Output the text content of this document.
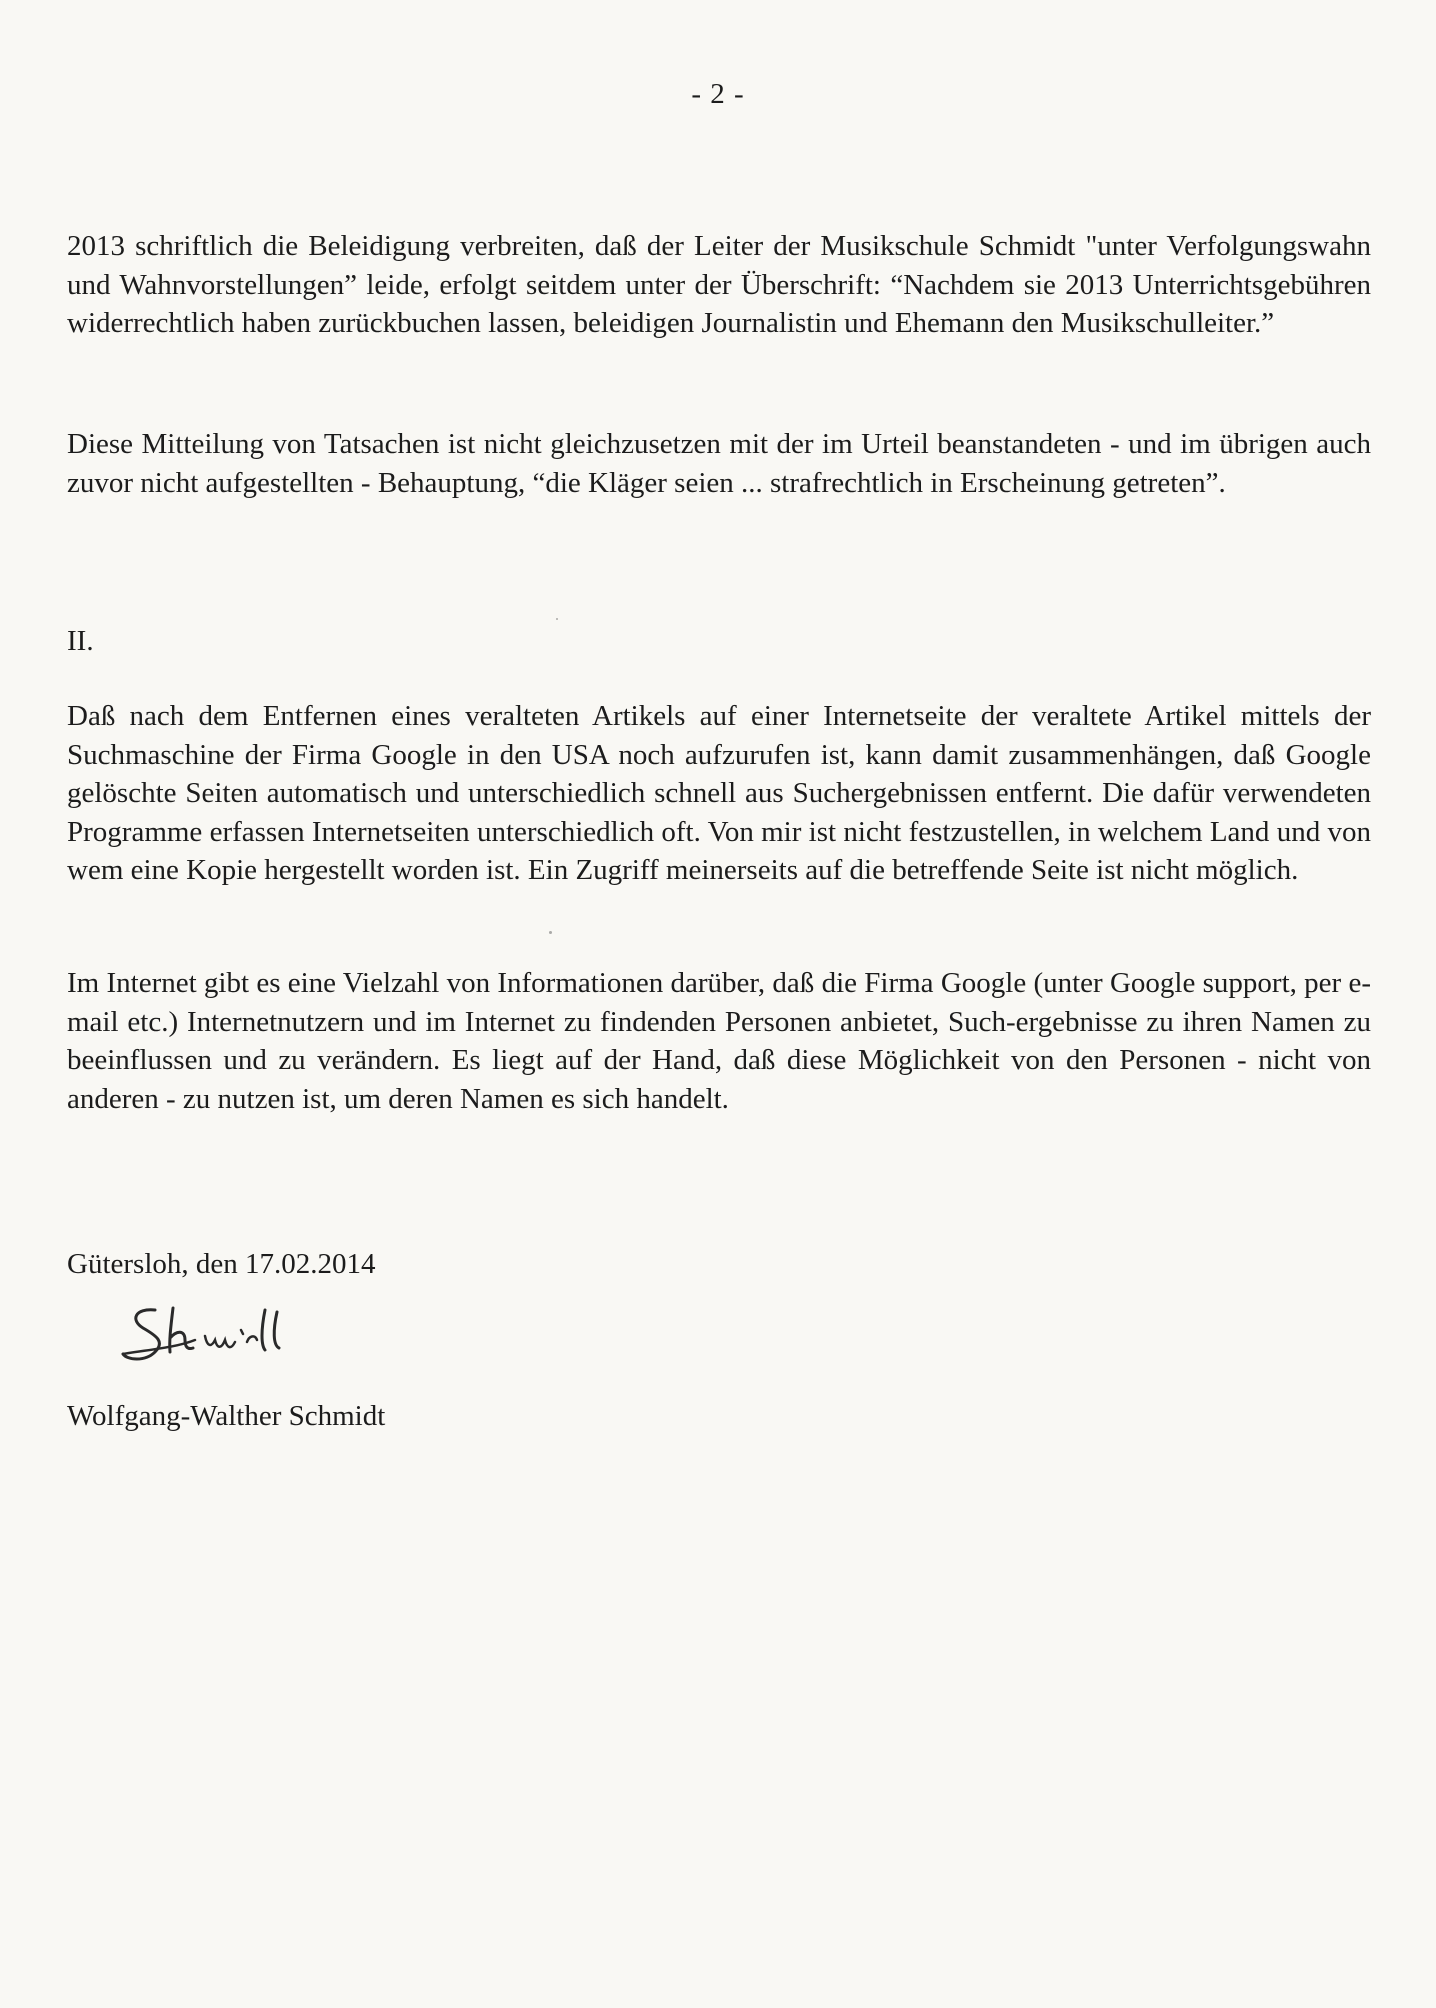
- 2 -

2013 schriftlich die Beleidigung verbreiten, daß der Leiter der Musikschule Schmidt "unter Verfolgungswahn und Wahnvorstellungen” leide, erfolgt seitdem unter der Überschrift: “Nachdem sie 2013 Unterrichtsgebühren widerrechtlich haben zurückbuchen lassen, beleidigen Journalistin und Ehemann den Musikschulleiter.”

Diese Mitteilung von Tatsachen ist nicht gleichzusetzen mit der im Urteil beanstandeten - und im übrigen auch zuvor nicht aufgestellten - Behauptung, “die Kläger seien ... strafrechtlich in Erscheinung getreten”.

II.

Daß nach dem Entfernen eines veralteten Artikels auf einer Internetseite der veraltete Artikel mittels der Suchmaschine der Firma Google in den USA noch aufzurufen ist, kann damit zusammenhängen, daß Google gelöschte Seiten automatisch und unterschiedlich schnell aus Suchergebnissen entfernt. Die dafür verwendeten Programme erfassen Internetseiten unterschiedlich oft. Von mir ist nicht festzustellen, in welchem Land und von wem eine Kopie hergestellt worden ist. Ein Zugriff meinerseits auf die betreffende Seite ist nicht möglich.

Im Internet gibt es eine Vielzahl von Informationen darüber, daß die Firma Google (unter Google support, per e-mail etc.) Internetnutzern und im Internet zu findenden Personen anbietet, Such-ergebnisse zu ihren Namen zu beeinflussen und zu verändern. Es liegt auf der Hand, daß diese Möglichkeit von den Personen - nicht von anderen - zu nutzen ist, um deren Namen es sich handelt.

Gütersloh, den 17.02.2014
Wolfgang-Walther Schmidt
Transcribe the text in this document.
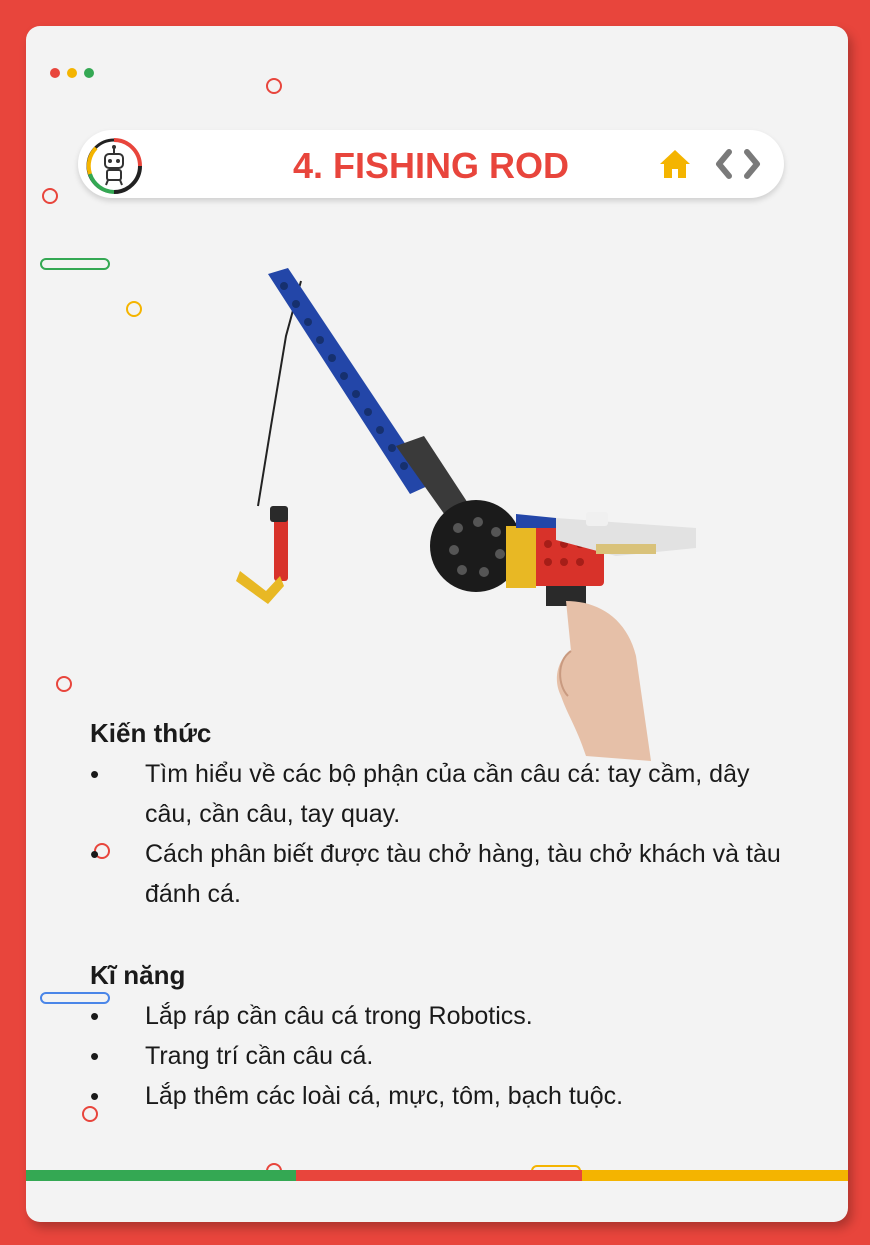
4. FISHING ROD
Kiến thức
• Tìm hiểu về các bộ phận của cần câu cá: tay cầm, dây câu, cần câu, tay quay.
• Cách phân biết được tàu chở hàng, tàu chở khách và tàu đánh cá.
Kĩ năng
• Lắp ráp cần câu cá trong Robotics.
• Trang trí cần câu cá.
• Lắp thêm các loài cá, mực, tôm, bạch tuộc.
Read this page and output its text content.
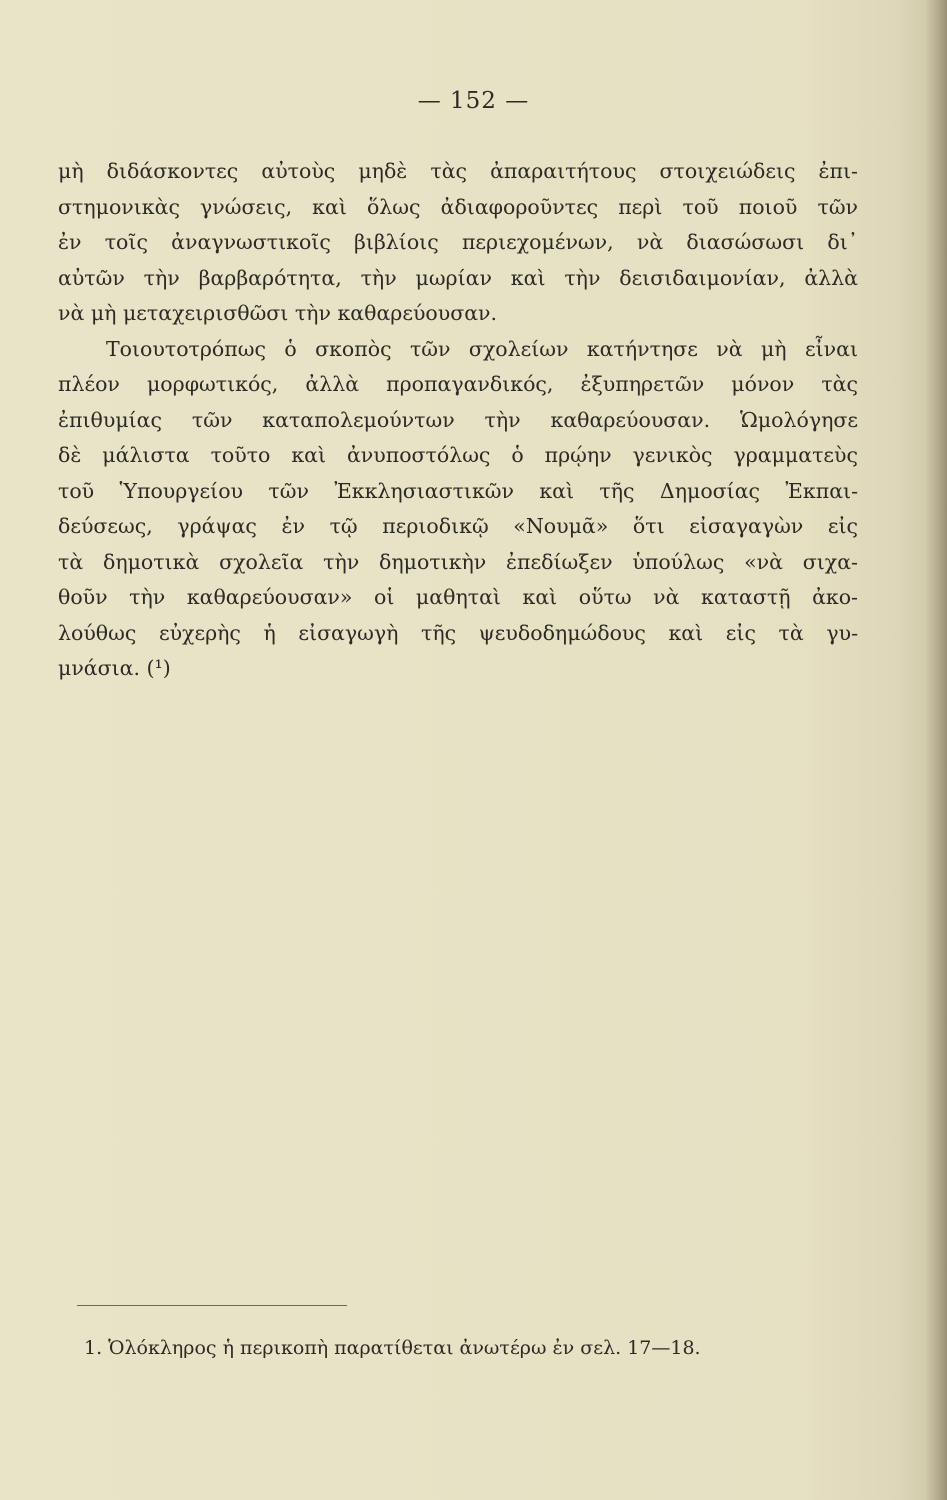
— 152 —
μὴ διδάσκοντες αὐτοὺς μηδὲ τὰς ἀπαραιτήτους στοιχειώδεις ἐπι-
στημονικὰς γνώσεις, καὶ ὅλως ἀδιαφοροῦντες περὶ τοῦ ποιοῦ τῶν
ἐν τοῖς ἀναγνωστικοῖς βιβλίοις περιεχομένων, νὰ διασώσωσι δι᾽
αὐτῶν τὴν βαρβαρότητα, τὴν μωρίαν καὶ τὴν δεισιδαιμονίαν, ἀλλὰ
νὰ μὴ μεταχειρισθῶσι τὴν καθαρεύουσαν.
Τοιουτοτρόπως ὁ σκοπὸς τῶν σχολείων κατήντησε νὰ μὴ εἶναι
πλέον μορφωτικός, ἀλλὰ προπαγανδικός, ἐξυπηρετῶν μόνον τὰς
ἐπιθυμίας τῶν καταπολεμούντων τὴν καθαρεύουσαν. Ὡμολόγησε
δὲ μάλιστα τοῦτο καὶ ἀνυποστόλως ὁ πρῴην γενικὸς γραμματεὺς
τοῦ Ὑπουργείου τῶν Ἐκκλησιαστικῶν καὶ τῆς Δημοσίας Ἐκπαι-
δεύσεως, γράψας ἐν τῷ περιοδικῷ «Νουμᾶ» ὅτι εἰσαγαγὼν εἰς
τὰ δημοτικὰ σχολεῖα τὴν δημοτικὴν ἐπεδίωξεν ὑπούλως «νὰ σιχα-
θοῦν τὴν καθαρεύουσαν» οἱ μαθηταὶ καὶ οὕτω νὰ καταστῇ ἀκο-
λούθως εὐχερὴς ἡ εἰσαγωγὴ τῆς ψευδοδημώδους καὶ εἰς τὰ γυ-
μνάσια. (¹)
1. Ὁλόκληρος ἡ περικοπὴ παρατίθεται ἀνωτέρω ἐν σελ. 17—18.
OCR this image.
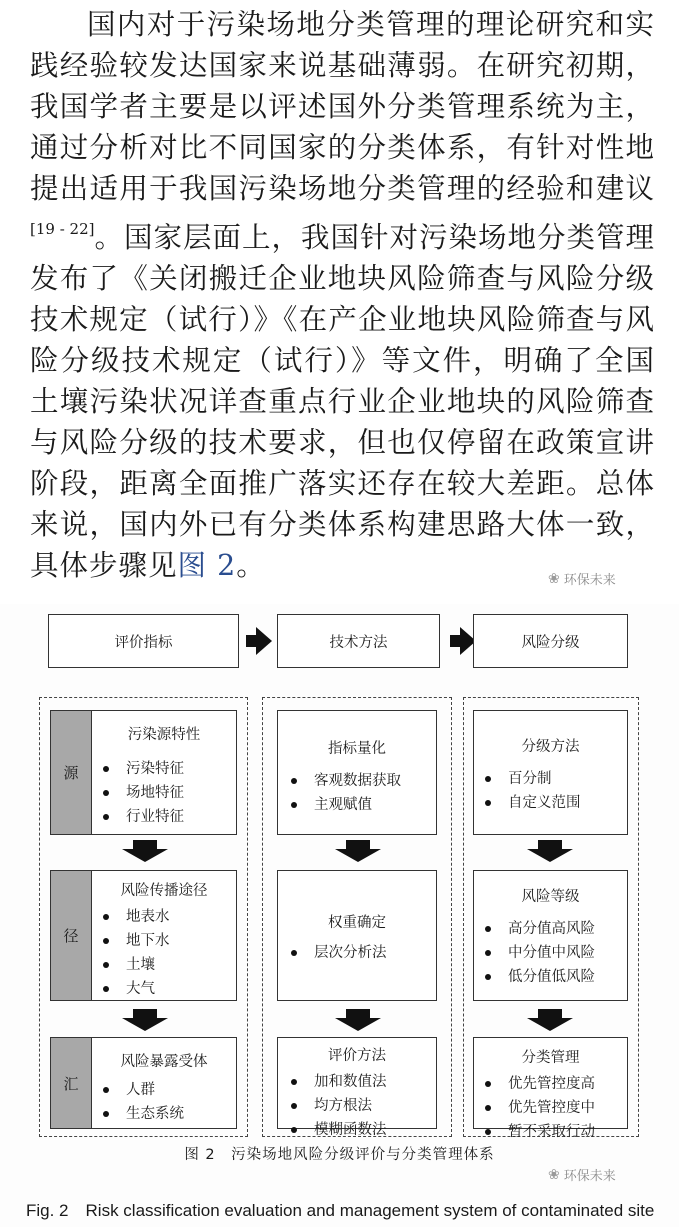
国内对于污染场地分类管理的理论研究和实践经验较发达国家来说基础薄弱。在研究初期，我国学者主要是以评述国外分类管理系统为主，通过分析对比不同国家的分类体系，有针对性地提出适用于我国污染场地分类管理的经验和建议[19 - 22]。国家层面上，我国针对污染场地分类管理发布了《关闭搬迁企业地块风险筛查与风险分级技术规定（试行）》《在产企业地块风险筛查与风险分级技术规定（试行）》等文件，明确了全国土壤污染状况详查重点行业企业地块的风险筛查与风险分级的技术要求，但也仅停留在政策宣讲阶段，距离全面推广落实还存在较大差距。总体来说，国内外已有分类体系构建思路大体一致，具体步骤见图 2。	❀ 环保未来
评价指标	技术方法	风险分级
源
污染源特性
污染特征
场地特征
行业特征
径
风险传播途径
地表水
地下水
土壤
大气
汇
风险暴露受体
人群
生态系统
指标量化
客观数据获取
主观赋值
权重确定
层次分析法
评价方法
加和数值法
均方根法
模糊函数法
分级方法
百分制
自定义范围
风险等级
高分值高风险
中分值中风险
低分值低风险
分类管理
优先管控度高
优先管控度中
暂不采取行动
图 2　污染场地风险分级评价与分类管理体系
❀ 环保未来
Fig. 2　Risk classification evaluation and management system of contaminated site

___

Spot every line that holds "this" and copy it.

Expected output
Output the text content of this document.
Transcribe the text in this document.
Read this page and output its text content.
OCR this image.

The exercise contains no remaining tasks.